> **Excerpt**:
* * *

A simple, lightweight hoodie can be nice to travel with to grab when you’re just feeling a bit chilly, like an air conditioned bus or plane. Its also nice to fold up into a pillow when you need an impromptu nap.


Best Shoes for Southeast Asia

For shoes I like to keep things simple. I pack one pair of flip flops (which you can easily buy in SEA), a pair of Teva sandals, one pair of dressier sandals, a pair of sneakers and a pair of hiking boots if we’re planning on doing a serious trek. 

Best Sandals For Southeast Asia


Teva Ysidro Sandal               

I know, Tevas are so ‘middle aged American tourist.’ But Tevas are so comfortable and these are actually pretty cute. And I promise I will never wear them with socks! Teva has a million styles to choose from so you can have your pick!

Birkenstock Mayari Sandal

Birkenstocks are the staple of comfortable sandals. They’re a bit of an investment but Birkenstocks are built to last forever.                               

Vionic Nala Sandal

If you’re looking for something a bit more stylish for nights out when you travel, these are a good choice. Still comfortable but, just as cute as any sandal you might wear regularly back home. 


Closed Toed Shoes For South East Asia

Tiosebon Walking Shoes

If you’re loving the mesh sneaker trend but are still on a budget, these are a good purchase. They’re comfortable enough to walk around all day in and breathable enough to keep you cool.

* * *

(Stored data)
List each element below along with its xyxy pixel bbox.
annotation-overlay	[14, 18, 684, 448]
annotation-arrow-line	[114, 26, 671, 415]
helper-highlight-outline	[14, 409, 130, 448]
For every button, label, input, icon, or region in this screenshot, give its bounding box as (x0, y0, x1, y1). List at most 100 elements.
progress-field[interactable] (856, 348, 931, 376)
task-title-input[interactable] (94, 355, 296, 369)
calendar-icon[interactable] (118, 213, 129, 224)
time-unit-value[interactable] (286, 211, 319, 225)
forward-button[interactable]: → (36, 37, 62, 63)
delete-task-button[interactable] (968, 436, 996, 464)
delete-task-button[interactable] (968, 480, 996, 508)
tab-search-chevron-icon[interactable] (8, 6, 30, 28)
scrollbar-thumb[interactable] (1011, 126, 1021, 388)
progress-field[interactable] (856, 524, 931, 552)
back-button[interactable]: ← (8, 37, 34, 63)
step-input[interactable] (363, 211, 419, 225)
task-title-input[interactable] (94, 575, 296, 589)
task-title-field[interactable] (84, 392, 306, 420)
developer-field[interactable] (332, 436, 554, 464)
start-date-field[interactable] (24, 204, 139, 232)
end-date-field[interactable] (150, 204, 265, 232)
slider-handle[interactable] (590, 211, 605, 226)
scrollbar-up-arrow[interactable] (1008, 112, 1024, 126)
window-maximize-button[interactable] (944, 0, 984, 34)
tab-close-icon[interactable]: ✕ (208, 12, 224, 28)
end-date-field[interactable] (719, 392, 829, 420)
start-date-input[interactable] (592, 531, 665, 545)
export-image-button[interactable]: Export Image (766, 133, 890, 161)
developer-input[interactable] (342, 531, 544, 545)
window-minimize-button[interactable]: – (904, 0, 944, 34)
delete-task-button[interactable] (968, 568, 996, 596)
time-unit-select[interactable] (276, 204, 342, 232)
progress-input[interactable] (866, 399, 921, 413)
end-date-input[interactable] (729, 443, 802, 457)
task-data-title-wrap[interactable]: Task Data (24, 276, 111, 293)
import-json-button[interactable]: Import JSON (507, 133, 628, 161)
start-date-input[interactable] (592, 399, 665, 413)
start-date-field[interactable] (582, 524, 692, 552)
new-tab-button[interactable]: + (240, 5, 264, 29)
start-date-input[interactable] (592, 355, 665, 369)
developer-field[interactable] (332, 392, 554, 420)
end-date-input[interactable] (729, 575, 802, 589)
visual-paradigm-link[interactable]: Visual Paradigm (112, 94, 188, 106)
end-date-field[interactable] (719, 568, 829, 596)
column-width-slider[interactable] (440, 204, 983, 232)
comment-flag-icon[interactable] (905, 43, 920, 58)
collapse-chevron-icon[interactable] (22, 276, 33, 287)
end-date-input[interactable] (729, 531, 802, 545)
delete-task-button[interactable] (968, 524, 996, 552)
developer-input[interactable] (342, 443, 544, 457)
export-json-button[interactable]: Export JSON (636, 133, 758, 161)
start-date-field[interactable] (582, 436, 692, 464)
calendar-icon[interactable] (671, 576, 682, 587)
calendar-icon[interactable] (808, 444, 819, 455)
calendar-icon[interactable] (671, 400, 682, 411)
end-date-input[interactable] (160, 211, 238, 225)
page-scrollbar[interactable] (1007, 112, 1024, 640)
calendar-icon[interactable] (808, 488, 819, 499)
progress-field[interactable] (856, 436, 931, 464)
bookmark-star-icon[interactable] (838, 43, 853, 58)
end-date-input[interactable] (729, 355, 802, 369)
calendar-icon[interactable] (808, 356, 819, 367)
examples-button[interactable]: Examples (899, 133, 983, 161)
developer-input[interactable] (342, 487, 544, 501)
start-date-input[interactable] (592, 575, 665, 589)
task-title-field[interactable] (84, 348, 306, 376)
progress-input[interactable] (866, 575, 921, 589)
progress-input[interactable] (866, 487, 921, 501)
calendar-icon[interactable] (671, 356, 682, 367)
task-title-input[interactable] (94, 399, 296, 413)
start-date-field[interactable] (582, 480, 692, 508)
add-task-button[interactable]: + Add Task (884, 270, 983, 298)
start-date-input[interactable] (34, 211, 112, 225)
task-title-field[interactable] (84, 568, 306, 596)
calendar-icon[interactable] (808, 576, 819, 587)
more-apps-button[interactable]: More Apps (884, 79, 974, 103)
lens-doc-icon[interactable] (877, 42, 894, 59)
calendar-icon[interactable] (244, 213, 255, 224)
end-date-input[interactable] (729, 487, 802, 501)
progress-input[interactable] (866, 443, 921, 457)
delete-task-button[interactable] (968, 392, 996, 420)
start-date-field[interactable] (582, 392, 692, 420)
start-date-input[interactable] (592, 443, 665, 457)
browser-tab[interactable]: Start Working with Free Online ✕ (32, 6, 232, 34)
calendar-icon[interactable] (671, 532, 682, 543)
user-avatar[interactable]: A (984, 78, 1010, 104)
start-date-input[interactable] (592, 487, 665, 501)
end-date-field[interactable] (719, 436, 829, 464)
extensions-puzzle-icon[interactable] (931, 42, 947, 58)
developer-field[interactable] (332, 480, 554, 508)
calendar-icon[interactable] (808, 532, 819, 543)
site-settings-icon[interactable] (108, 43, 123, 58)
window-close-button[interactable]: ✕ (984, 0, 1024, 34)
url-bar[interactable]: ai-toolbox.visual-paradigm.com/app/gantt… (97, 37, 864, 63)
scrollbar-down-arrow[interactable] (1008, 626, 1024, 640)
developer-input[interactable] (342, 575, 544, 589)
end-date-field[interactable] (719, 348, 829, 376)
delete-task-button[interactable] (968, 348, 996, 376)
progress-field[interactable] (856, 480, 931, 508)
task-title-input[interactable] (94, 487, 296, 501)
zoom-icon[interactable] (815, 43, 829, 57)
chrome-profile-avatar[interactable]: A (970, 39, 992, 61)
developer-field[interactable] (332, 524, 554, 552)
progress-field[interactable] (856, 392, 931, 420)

* * *

> **Instruction A**:
In the Southeast Asia packing excerpt, which footwear is packed only when a serious trek is planned?
> **Instruction B**:
Summarize the Southeast Asia packing excerpt in two sentences.
> **Instruction C**:
Carry on the Southeast Asia packing excerpt past its final sentence.
The rows have no connection to the Southeast Asia packing excerpt.

> **Task result A**:
A pair of hiking boots.

> **Task result B**:
For Southeast Asia, the writer packs flip flops, Teva sandals, dressier sandals, sneakers, and hiking boots for a serious trek. The recommended picks are the comfortable Teva Ysidro, the long-lasting Birkenstock Mayari, the stylish Vionic Nala for nights out, and the breathable, budget-friendly Tiosebon walking shoes.

> **Task result C**:
Tom’s Classic Slip On

Who doesn’t love a pair of Tom’s? They won’t last forever, but they’re durable enough for a backpacking trip. And they’re so easy and comfortable to slip on and off.

Kodiak Hiking Boot

If you’re planning on doing any of the bigger treks around Southeast Asia (hello Everest!), you’ll want to make sure you have a comfortable pair of hiking boots before you leave home. This will be a lifesaver on the trail and you’ll want to make sure you have a pair that fits you really well beforehand. 



Best Hats For Southeast Asia

Not everyone is a hat person, but I strongly encourage you to bring at least a baseball cap for Southeast Asia! The sun is strong and you’ll want something to protect your face when you’re wandering through Bali’s rice terraces. Here are some of my favorites:




What’s on your Southeast Asia Packing List? Tell in the comments below!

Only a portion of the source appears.